Read the data and repeat all of it exactly.
* START *
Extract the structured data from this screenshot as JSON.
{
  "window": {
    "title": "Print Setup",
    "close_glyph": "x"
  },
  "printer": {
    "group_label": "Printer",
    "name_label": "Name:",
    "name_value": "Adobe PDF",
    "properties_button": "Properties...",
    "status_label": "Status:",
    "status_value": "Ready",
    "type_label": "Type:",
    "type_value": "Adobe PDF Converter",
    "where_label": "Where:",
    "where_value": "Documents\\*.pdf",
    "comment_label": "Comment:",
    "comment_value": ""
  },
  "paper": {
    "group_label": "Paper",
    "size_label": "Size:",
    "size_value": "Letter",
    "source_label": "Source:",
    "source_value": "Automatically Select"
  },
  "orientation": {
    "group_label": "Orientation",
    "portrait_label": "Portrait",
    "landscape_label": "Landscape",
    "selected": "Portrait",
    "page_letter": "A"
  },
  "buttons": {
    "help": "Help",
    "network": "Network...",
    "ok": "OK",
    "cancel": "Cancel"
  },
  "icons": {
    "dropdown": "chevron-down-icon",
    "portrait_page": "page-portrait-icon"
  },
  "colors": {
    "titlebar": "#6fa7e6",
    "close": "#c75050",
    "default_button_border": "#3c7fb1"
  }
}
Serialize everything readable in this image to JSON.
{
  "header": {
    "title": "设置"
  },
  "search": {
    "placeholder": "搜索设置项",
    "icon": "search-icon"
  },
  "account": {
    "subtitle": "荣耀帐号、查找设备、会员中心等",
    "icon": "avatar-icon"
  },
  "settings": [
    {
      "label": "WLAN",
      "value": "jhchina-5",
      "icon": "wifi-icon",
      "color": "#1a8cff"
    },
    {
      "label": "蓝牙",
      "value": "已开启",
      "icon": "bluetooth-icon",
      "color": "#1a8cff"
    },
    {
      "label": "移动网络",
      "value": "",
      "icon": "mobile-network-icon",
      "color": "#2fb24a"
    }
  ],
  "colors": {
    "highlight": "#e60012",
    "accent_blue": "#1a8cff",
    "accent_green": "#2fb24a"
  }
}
* END *
* Full output:
Extract the structured data from this screenshot as JSON.
{
  "window": {
    "title": "Print Setup",
    "close_glyph": "x"
  },
  "printer": {
    "group_label": "Printer",
    "name_label": "Name:",
    "name_value": "Adobe PDF",
    "properties_button": "Properties...",
    "status_label": "Status:",
    "status_value": "Ready",
    "type_label": "Type:",
    "type_value": "Adobe PDF Converter",
    "where_label": "Where:",
    "where_value": "Documents\\*.pdf",
    "comment_label": "Comment:",
    "comment_value": ""
  },
  "paper": {
    "group_label": "Paper",
    "size_label": "Size:",
    "size_value": "Letter",
    "source_label": "Source:",
    "source_value": "Automatically Select"
  },
  "orientation": {
    "group_label": "Orientation",
    "portrait_label": "Portrait",
    "landscape_label": "Landscape",
    "selected": "Portrait",
    "page_letter": "A"
  },
  "buttons": {
    "help": "Help",
    "network": "Network...",
    "ok": "OK",
    "cancel": "Cancel"
  },
  "icons": {
    "dropdown": "chevron-down-icon",
    "portrait_page": "page-portrait-icon"
  },
  "colors": {
    "titlebar": "#6fa7e6",
    "close": "#c75050",
    "default_button_border": "#3c7fb1"
  }
}
Serialize everything readable in this image to JSON.
{
  "header": {
    "title": "设置"
  },
  "search": {
    "placeholder": "搜索设置项",
    "icon": "search-icon"
  },
  "account": {
    "subtitle": "荣耀帐号、查找设备、会员中心等",
    "icon": "avatar-icon"
  },
  "settings": [
    {
      "label": "WLAN",
      "value": "jhchina-5",
      "icon": "wifi-icon",
      "color": "#1a8cff"
    },
    {
      "label": "蓝牙",
      "value": "已开启",
      "icon": "bluetooth-icon",
      "color": "#1a8cff"
    },
    {
      "label": "移动网络",
      "value": "",
      "icon": "mobile-network-icon",
      "color": "#2fb24a"
    }
  ],
  "colors": {
    "highlight": "#e60012",
    "accent_blue": "#1a8cff",
    "accent_green": "#2fb24a"
  }
}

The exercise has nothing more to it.